■ **Stated task**
Rewrite the rows starting at the line containing "What elements are" and ending at the line containing "education-years-1: 2003-2008 —" as a numbered list, skipping any blank lines. Leave the pictures out of your answer.

___ Supplied entries

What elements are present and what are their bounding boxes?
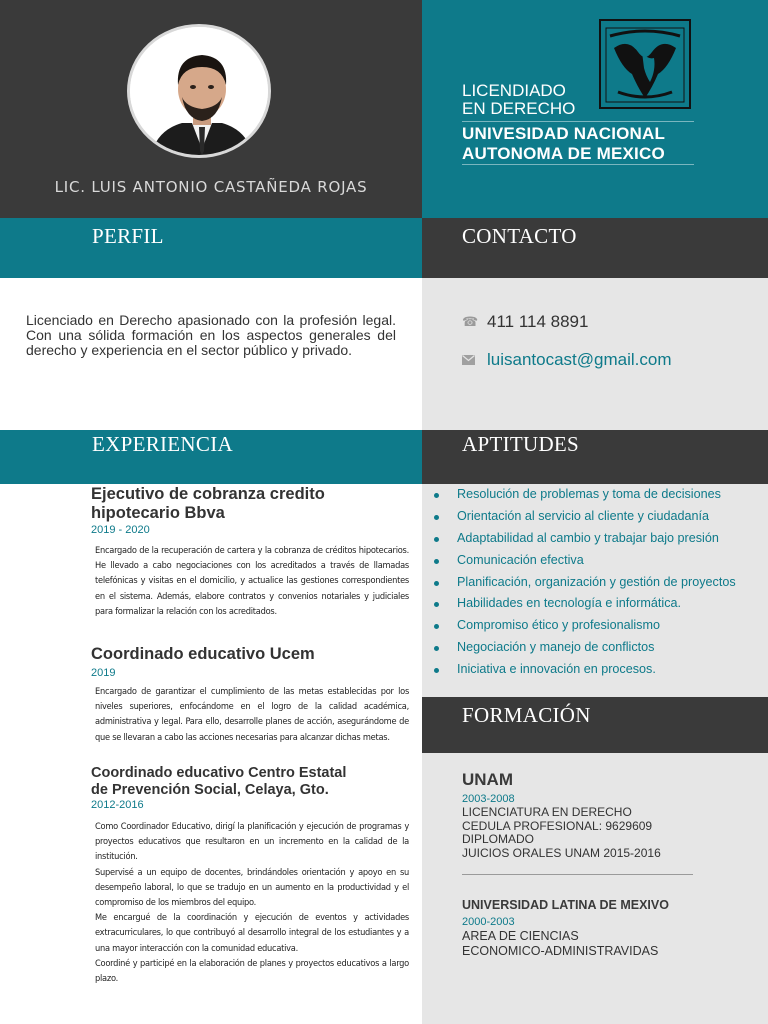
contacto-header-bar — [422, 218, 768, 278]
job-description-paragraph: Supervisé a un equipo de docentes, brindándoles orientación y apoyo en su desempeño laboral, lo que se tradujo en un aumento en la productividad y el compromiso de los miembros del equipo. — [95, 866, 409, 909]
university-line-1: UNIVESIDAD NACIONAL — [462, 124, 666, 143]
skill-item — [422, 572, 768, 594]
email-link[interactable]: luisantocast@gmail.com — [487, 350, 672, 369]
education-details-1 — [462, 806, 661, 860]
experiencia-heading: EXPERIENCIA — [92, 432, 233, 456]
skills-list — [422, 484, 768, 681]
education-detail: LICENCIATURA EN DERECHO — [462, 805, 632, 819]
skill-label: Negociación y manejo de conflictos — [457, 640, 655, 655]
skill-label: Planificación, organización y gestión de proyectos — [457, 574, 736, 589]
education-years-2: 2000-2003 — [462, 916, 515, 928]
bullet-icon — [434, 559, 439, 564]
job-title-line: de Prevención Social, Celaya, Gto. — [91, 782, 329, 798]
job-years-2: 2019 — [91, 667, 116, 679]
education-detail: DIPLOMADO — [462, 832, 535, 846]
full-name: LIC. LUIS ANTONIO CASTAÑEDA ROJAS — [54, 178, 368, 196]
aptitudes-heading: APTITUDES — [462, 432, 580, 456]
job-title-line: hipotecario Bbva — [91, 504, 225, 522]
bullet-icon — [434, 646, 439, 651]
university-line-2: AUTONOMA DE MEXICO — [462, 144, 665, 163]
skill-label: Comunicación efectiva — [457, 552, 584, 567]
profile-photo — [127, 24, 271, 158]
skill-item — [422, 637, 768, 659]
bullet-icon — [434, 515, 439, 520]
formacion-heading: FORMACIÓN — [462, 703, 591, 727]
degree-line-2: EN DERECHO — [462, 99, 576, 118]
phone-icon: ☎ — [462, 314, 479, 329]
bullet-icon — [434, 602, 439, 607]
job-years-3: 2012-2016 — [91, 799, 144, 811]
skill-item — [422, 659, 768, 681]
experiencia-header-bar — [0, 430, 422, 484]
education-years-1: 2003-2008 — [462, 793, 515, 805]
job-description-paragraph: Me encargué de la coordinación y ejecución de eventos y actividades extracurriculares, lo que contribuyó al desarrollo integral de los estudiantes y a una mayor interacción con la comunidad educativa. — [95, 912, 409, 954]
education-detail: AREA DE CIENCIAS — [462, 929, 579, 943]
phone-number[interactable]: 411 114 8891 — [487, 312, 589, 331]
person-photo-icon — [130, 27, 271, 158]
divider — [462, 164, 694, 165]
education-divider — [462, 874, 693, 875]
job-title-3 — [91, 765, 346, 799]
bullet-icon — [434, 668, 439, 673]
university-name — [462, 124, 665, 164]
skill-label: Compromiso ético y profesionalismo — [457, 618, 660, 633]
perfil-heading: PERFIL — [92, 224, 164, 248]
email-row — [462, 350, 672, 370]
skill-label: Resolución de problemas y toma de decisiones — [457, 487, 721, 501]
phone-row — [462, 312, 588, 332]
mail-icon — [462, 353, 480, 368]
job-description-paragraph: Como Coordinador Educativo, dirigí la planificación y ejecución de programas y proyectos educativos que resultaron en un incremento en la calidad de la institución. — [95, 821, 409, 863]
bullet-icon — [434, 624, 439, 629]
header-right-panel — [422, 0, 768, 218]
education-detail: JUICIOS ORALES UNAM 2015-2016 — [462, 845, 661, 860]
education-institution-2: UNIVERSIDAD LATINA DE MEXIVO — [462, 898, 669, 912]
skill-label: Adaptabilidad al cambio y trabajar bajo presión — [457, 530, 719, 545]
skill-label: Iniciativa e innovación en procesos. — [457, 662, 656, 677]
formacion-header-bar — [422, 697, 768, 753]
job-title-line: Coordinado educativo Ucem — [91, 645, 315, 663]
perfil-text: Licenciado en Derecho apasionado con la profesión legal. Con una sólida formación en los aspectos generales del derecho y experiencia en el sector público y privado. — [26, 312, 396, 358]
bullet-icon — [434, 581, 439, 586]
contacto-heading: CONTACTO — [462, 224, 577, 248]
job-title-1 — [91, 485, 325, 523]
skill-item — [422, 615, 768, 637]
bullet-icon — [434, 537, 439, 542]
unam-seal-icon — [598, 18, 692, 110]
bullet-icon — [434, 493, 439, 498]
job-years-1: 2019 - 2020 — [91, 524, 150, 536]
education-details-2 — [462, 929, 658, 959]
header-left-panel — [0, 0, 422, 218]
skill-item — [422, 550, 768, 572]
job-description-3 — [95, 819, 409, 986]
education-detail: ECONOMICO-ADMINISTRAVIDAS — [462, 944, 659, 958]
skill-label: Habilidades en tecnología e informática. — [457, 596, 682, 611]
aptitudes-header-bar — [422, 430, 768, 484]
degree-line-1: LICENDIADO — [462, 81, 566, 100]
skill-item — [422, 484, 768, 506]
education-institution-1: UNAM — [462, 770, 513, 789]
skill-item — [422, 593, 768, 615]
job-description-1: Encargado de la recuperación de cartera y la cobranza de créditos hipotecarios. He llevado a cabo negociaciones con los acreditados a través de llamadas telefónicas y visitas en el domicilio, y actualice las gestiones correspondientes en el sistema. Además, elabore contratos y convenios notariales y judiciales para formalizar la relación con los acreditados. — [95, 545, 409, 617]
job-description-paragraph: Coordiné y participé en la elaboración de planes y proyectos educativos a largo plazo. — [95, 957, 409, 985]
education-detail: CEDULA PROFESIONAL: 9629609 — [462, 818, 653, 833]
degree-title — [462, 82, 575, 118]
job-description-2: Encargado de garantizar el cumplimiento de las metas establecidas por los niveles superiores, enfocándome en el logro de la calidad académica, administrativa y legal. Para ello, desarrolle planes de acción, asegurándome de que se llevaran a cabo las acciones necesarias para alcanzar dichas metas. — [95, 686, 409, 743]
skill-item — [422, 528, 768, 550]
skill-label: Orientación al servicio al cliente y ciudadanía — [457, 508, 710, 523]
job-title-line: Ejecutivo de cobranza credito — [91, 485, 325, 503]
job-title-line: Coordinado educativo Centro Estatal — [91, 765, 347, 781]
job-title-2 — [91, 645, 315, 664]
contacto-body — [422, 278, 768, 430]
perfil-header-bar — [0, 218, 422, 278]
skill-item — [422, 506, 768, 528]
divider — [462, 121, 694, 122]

______
___ Supplied entries

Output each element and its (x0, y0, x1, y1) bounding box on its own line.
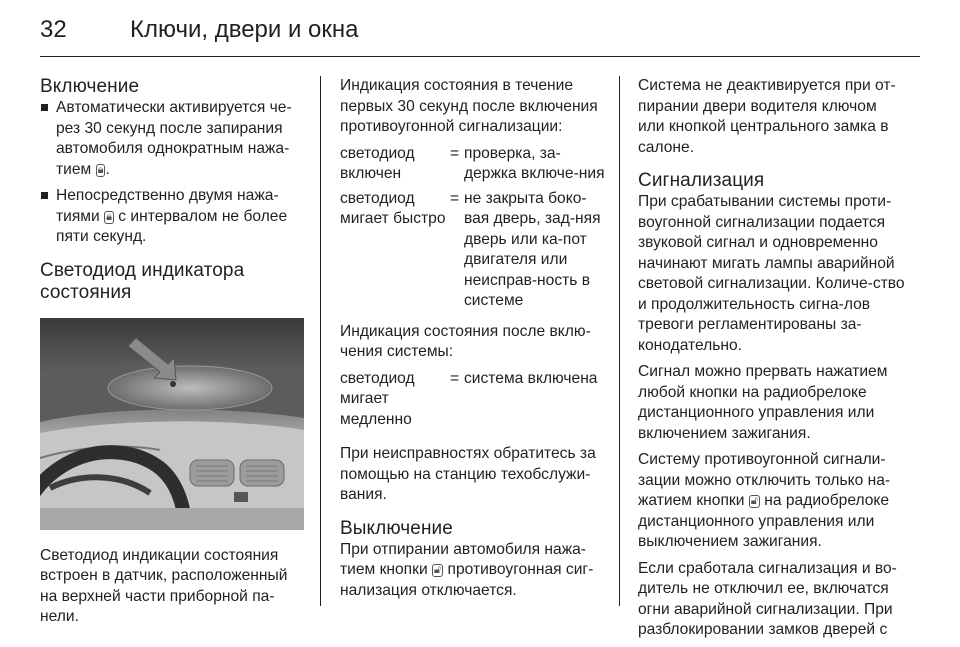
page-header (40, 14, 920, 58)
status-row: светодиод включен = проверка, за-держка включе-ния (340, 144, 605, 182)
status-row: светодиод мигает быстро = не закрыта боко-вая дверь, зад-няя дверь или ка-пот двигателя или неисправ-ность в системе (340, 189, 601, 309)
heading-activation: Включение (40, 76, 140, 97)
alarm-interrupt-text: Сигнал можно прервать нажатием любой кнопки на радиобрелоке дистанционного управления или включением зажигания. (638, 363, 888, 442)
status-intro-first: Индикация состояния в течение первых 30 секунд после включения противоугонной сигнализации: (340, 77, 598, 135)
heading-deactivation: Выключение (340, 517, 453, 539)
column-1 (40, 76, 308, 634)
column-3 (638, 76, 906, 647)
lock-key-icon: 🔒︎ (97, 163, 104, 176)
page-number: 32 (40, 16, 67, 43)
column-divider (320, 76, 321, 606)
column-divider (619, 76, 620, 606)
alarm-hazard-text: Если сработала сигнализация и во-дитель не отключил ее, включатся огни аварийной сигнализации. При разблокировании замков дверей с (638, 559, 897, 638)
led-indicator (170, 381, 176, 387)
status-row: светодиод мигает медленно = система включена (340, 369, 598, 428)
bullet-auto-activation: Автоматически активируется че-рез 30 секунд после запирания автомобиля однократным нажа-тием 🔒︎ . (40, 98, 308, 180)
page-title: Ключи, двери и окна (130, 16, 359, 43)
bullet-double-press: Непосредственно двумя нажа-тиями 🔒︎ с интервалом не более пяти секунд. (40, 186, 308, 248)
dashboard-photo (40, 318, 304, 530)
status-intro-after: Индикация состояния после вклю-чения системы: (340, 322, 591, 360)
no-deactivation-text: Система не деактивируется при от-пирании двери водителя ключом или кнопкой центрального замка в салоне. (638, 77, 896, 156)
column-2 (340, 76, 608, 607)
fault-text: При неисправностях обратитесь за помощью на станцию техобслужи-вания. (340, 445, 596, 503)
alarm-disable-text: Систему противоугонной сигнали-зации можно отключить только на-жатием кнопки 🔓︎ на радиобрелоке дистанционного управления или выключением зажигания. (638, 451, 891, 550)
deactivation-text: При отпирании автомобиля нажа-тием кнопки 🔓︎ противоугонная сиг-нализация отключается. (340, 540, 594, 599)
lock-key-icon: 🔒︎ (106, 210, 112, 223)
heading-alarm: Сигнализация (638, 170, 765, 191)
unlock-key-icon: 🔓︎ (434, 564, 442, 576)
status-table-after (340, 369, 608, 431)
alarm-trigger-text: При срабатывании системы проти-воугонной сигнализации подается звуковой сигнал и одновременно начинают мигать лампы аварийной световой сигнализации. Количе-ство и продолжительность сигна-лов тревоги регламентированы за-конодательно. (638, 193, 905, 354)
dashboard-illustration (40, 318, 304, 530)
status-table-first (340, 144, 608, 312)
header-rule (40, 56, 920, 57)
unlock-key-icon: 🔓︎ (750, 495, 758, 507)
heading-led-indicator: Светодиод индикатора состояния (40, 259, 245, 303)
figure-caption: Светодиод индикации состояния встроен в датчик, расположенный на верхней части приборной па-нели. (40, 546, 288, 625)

______
___ Supplied entries

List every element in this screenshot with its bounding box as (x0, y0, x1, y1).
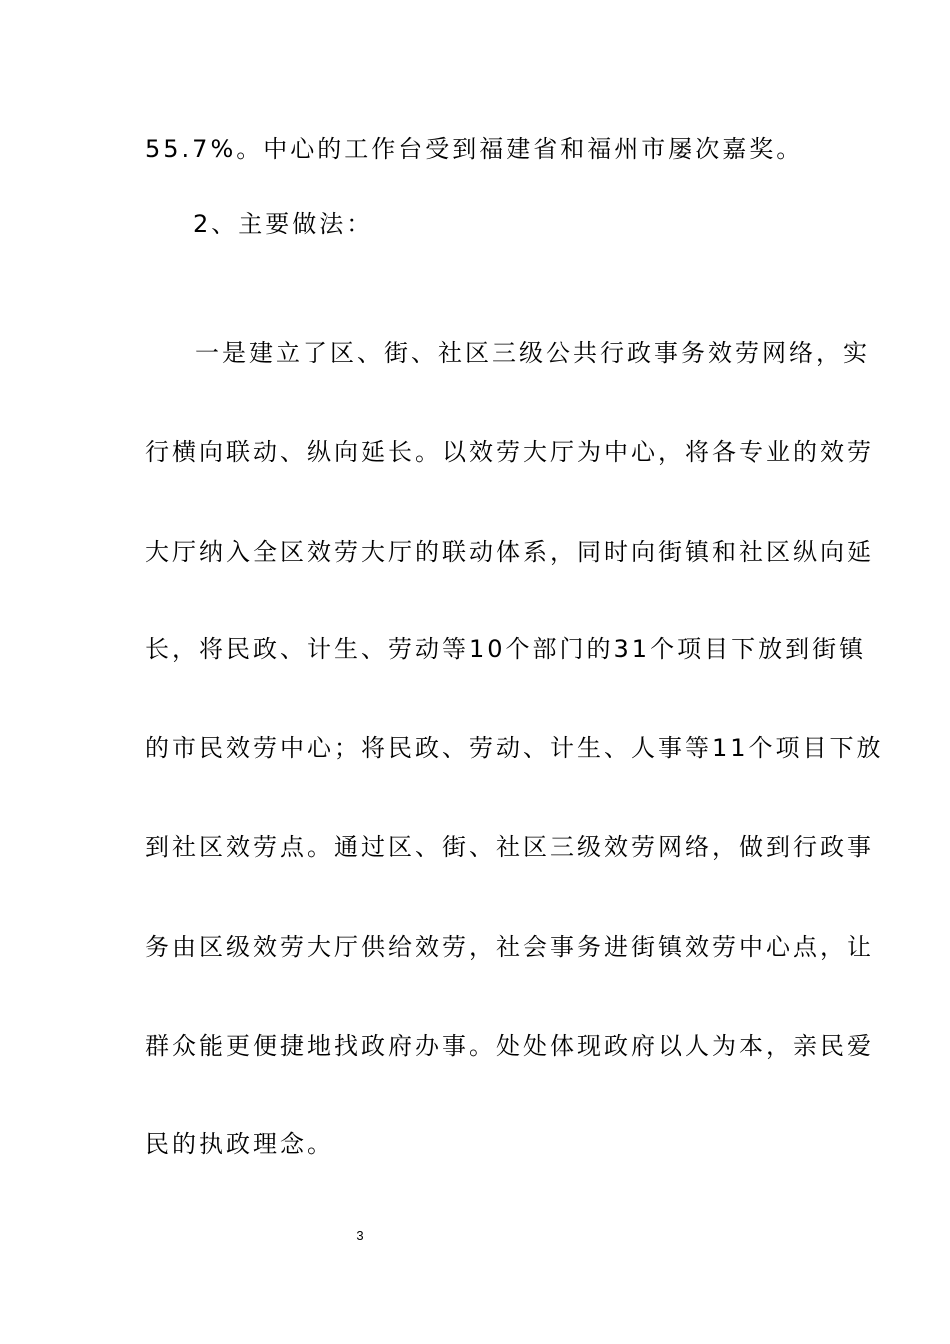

______

■ **Written response**
1. What elements are present and what are their bounding boxes?
2. contacto-header-bar — [422, 218, 768, 278]
3. job-description-paragraph: Supervisé a un equipo de docentes, brindándoles orientación y apoyo en su desempeño laboral, lo que se tradujo en un aumento en la productividad y el compromiso de los miembros del equipo. — [95, 866, 409, 909]
4. university-line-1: UNIVESIDAD NACIONAL — [462, 124, 666, 143]
5. skill-item — [422, 572, 768, 594]
6. email-link[interactable]: luisantocast@gmail.com — [487, 350, 672, 369]
7. education-details-1 — [462, 806, 661, 860]
8. experiencia-heading: EXPERIENCIA — [92, 432, 233, 456]
9. skills-list — [422, 484, 768, 681]
10. education-detail: LICENCIATURA EN DERECHO — [462, 805, 632, 819]
11. skill-label: Negociación y manejo de conflictos — [457, 640, 655, 655]
12. skill-label: Planificación, organización y gestión de proyectos — [457, 574, 736, 589]
13. education-years-2: 2000-2003 — [462, 916, 515, 928]
14. bullet-icon — [434, 559, 439, 564]
15. job-title-line: de Prevención Social, Celaya, Gto. — [91, 782, 329, 798]
16. job-years-2: 2019 — [91, 667, 116, 679]
17. education-detail: DIPLOMADO — [462, 832, 535, 846]
18. full-name: LIC. LUIS ANTONIO CASTAÑEDA ROJAS — [54, 178, 368, 196]
19. aptitudes-heading: APTITUDES — [462, 432, 580, 456]
20. job-title-line: hipotecario Bbva — [91, 504, 225, 522]
21. bullet-icon — [434, 646, 439, 651]
22. university-line-2: AUTONOMA DE MEXICO — [462, 144, 665, 163]
23. skill-label: Comunicación efectiva — [457, 552, 584, 567]
24. profile-photo — [127, 24, 271, 158]
25. skill-item — [422, 637, 768, 659]
26. bullet-icon — [434, 515, 439, 520]
27. formacion-heading: FORMACIÓN — [462, 703, 591, 727]
28. degree-line-2: EN DERECHO — [462, 99, 576, 118]
29. phone-icon: ☎ — [462, 314, 479, 329]
30. bullet-icon — [434, 602, 439, 607]
31. job-years-3: 2012-2016 — [91, 799, 144, 811]
32. skill-item — [422, 659, 768, 681]
33. experiencia-header-bar — [0, 430, 422, 484]
34. education-years-1: 2003-2008 — [462, 793, 515, 805]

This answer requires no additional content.